→ The records:
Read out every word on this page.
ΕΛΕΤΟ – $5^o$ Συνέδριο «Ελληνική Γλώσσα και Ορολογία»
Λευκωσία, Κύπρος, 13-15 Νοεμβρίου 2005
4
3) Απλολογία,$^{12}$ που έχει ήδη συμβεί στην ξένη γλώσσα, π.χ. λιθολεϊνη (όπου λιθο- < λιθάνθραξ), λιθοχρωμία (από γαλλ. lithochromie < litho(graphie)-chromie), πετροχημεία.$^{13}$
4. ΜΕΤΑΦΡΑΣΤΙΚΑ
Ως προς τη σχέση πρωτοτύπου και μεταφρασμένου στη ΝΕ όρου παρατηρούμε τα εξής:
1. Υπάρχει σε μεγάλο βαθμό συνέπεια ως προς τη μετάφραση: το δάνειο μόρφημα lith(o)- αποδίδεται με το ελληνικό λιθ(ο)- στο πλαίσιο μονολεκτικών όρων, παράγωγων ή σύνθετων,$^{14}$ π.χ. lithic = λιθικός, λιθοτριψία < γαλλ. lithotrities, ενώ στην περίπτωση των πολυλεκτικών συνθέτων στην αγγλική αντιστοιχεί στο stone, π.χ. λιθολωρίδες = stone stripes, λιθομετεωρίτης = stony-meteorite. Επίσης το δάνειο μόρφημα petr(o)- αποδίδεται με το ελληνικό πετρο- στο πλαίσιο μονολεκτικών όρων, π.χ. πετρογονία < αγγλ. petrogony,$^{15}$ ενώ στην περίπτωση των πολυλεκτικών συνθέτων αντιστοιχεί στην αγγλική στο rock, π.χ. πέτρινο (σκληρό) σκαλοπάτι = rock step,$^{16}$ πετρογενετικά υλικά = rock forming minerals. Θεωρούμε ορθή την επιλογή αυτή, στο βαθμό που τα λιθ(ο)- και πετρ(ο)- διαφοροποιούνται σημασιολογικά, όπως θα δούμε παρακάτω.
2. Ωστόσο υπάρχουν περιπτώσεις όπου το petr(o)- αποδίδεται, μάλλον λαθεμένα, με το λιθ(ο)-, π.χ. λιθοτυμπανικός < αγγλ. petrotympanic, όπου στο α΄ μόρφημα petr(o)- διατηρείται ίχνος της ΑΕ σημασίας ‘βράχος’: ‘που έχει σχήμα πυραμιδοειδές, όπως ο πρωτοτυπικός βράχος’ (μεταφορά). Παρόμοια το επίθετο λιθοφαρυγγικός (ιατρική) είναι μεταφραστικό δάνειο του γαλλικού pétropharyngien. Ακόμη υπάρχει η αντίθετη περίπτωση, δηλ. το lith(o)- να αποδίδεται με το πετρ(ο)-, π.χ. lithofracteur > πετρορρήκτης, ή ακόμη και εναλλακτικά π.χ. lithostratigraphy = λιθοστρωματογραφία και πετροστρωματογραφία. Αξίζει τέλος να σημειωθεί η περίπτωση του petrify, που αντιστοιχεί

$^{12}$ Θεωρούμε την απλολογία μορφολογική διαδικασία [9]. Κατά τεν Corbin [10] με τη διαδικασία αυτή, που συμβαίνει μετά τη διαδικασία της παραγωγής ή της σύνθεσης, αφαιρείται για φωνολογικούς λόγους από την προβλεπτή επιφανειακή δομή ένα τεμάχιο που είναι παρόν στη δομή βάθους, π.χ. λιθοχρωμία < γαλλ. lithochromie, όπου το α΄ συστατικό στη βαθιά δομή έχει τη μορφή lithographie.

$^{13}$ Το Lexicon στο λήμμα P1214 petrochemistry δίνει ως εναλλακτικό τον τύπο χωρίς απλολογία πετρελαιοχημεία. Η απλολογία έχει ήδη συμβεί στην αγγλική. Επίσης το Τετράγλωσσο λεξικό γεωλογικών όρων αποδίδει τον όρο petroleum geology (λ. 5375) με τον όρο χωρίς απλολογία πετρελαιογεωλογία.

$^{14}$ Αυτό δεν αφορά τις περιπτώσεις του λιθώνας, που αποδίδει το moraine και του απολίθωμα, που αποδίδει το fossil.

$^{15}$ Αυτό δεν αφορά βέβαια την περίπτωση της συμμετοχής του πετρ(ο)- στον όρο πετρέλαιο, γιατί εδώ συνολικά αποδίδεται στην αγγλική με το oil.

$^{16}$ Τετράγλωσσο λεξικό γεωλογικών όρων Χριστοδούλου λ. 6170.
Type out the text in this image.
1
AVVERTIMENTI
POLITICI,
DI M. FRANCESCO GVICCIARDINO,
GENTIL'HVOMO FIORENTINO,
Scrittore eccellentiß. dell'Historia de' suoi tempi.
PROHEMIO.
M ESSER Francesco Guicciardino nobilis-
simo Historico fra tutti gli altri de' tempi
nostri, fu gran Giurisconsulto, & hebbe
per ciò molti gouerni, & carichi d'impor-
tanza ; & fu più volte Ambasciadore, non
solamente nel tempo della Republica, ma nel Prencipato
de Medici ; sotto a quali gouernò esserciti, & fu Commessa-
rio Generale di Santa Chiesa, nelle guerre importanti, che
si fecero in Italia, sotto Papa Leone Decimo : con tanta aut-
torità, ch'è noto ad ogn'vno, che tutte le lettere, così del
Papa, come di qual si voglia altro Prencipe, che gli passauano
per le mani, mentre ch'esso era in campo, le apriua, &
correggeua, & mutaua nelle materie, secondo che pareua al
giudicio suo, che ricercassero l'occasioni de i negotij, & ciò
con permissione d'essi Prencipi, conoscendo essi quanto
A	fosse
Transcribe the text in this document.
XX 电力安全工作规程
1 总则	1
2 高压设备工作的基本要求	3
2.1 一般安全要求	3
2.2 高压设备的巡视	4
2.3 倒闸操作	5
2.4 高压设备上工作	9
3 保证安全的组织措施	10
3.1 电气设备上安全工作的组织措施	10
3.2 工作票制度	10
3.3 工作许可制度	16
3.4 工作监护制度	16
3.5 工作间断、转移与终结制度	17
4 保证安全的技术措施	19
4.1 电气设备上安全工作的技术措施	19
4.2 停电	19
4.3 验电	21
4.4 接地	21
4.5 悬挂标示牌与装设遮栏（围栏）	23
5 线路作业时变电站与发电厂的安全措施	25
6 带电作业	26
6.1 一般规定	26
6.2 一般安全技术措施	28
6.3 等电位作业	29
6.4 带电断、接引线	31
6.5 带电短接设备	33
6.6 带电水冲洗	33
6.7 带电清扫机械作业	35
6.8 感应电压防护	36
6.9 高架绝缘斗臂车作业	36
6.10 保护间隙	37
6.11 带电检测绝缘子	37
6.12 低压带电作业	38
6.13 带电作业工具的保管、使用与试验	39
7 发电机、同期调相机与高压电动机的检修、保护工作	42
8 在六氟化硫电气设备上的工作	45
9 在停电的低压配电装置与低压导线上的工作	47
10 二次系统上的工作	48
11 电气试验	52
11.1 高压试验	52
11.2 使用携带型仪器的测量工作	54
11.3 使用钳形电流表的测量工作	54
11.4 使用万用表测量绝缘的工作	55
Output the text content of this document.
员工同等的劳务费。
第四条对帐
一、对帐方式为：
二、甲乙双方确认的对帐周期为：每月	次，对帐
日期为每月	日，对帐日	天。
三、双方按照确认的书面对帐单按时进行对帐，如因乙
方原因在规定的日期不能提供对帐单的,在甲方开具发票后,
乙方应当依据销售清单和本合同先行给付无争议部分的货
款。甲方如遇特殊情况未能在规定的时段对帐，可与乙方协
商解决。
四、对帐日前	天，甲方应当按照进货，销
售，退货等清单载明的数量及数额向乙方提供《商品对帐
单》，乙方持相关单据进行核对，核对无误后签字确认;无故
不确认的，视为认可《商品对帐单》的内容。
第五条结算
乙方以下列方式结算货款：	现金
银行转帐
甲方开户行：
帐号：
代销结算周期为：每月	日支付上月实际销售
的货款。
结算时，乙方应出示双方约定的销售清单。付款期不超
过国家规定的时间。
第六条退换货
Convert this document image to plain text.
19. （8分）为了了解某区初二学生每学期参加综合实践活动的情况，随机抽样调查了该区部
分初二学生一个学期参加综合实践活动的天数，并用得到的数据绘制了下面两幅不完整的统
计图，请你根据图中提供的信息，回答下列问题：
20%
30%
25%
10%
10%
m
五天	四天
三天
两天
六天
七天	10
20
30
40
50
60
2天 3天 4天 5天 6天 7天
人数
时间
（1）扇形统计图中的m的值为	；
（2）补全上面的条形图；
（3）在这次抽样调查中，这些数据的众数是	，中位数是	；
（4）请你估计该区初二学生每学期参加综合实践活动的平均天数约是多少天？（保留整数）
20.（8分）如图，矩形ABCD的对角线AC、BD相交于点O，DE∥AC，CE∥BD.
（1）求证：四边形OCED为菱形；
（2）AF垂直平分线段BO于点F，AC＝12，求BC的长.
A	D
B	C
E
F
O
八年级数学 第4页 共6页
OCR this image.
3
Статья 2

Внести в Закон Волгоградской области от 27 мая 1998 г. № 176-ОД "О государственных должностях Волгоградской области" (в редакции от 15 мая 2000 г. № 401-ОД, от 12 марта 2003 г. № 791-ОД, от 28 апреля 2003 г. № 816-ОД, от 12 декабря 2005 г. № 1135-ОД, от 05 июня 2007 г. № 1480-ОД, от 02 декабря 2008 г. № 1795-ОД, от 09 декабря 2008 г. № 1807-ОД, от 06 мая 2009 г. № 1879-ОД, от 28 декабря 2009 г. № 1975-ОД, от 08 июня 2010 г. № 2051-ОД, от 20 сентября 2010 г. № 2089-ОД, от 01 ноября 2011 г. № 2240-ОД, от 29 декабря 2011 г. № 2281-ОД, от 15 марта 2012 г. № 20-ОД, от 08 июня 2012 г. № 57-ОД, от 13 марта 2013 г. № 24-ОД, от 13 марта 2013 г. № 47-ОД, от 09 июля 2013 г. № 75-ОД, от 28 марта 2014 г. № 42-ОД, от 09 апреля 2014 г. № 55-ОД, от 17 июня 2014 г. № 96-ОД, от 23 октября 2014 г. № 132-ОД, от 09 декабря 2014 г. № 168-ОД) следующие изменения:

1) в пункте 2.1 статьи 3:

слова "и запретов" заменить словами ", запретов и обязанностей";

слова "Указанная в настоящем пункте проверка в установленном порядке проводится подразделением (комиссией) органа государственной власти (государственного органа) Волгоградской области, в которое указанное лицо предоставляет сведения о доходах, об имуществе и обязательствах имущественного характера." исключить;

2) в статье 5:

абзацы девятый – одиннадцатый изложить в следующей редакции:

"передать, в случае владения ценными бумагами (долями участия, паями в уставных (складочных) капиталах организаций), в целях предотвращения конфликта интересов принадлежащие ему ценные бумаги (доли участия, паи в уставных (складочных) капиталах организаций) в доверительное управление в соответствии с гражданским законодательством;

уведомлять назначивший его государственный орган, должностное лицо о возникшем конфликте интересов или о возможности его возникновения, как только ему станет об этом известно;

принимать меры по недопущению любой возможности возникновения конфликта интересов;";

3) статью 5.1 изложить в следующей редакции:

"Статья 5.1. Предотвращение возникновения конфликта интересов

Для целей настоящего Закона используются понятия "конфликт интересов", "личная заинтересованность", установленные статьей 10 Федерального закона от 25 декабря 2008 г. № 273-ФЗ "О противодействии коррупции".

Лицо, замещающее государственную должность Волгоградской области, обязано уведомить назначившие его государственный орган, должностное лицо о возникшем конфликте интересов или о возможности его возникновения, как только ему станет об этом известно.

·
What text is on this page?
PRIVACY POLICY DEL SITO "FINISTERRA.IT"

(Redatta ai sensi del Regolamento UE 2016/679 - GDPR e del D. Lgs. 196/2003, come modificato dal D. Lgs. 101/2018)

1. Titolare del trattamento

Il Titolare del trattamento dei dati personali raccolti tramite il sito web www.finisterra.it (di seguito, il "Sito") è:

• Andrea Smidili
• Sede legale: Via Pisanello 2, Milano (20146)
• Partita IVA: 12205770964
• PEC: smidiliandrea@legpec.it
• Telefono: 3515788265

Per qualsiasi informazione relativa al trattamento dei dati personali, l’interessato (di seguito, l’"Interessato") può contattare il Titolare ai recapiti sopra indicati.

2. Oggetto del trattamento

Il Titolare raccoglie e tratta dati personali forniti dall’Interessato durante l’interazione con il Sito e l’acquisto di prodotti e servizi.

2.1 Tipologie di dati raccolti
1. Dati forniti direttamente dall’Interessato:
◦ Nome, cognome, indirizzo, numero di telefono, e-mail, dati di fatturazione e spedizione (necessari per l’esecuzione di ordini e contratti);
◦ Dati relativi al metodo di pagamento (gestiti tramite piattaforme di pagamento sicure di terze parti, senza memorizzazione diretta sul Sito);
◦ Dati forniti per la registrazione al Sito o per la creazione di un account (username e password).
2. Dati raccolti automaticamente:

→ Problem description: Copy whichever lines in the listing above contain the word "известно".

→ Answer for the task:
уведомлять назначивший его государственный орган, должностное лицо о возникшем конфликте интересов или о возможности его возникновения, как только ему станет об этом известно;
Лицо, замещающее государственную должность Волгоградской области, обязано уведомить назначившие его государственный орган, должностное лицо о возникшем конфликте интересов или о возможности его возникновения, как только ему станет об этом известно.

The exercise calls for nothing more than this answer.